Task to complete: Copy verbatim the lines from the one containing "itemize the components" through the one containing "bar-retail-profit-cat2 — [554, 312, 595, 345]", both included.

Source records:
╭──

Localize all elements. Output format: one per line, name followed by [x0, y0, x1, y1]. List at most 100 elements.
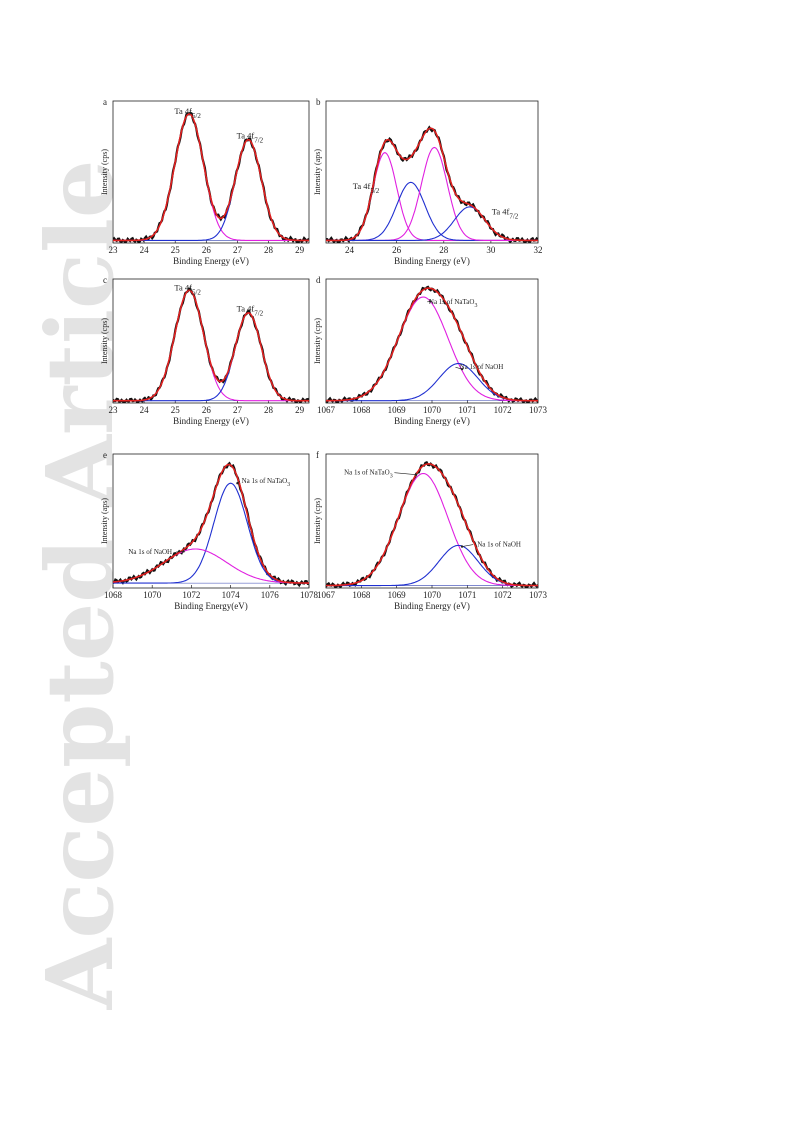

╰──
╭──

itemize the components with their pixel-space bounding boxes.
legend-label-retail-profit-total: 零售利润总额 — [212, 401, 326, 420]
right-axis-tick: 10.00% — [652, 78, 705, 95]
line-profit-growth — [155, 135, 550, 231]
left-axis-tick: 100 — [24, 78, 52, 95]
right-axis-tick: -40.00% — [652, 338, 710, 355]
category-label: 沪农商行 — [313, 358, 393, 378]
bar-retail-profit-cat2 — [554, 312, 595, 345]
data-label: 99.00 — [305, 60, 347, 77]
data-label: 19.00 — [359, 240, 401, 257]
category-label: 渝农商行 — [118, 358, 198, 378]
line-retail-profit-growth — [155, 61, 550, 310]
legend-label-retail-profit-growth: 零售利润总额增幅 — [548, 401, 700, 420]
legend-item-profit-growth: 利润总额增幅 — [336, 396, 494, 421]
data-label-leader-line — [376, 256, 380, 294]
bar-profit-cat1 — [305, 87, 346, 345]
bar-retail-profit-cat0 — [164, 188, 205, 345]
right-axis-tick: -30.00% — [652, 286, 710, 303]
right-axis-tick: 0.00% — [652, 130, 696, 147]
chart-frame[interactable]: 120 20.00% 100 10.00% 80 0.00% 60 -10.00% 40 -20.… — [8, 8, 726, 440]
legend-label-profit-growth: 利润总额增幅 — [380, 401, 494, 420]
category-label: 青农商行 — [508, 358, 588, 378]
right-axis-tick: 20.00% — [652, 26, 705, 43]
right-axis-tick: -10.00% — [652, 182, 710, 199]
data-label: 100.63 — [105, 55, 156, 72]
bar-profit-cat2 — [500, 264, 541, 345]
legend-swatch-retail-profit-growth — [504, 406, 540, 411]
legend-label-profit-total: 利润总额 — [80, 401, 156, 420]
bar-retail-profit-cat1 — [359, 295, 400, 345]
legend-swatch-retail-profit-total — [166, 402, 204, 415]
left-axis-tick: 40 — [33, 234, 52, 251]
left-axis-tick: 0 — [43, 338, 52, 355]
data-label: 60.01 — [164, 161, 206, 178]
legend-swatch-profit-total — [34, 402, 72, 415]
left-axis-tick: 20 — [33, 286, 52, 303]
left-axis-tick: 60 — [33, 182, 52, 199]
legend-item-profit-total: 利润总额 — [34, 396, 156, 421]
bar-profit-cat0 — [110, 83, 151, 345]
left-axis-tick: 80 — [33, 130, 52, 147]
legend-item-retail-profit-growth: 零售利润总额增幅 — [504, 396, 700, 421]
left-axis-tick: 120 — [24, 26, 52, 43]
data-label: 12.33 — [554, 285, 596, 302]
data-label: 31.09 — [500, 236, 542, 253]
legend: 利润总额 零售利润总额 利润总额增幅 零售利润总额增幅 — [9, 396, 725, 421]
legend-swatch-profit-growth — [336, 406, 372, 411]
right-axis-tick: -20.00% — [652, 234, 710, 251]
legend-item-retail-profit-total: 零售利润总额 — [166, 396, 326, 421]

╰──

Result of this exercise:
itemize the components with their pixel-space bounding boxes.
legend-label-retail-profit-total: 零售利润总额 — [212, 401, 326, 420]
right-axis-tick: 10.00% — [652, 78, 705, 95]
line-profit-growth — [155, 135, 550, 231]
left-axis-tick: 100 — [24, 78, 52, 95]
right-axis-tick: -40.00% — [652, 338, 710, 355]
category-label: 沪农商行 — [313, 358, 393, 378]
bar-retail-profit-cat2 — [554, 312, 595, 345]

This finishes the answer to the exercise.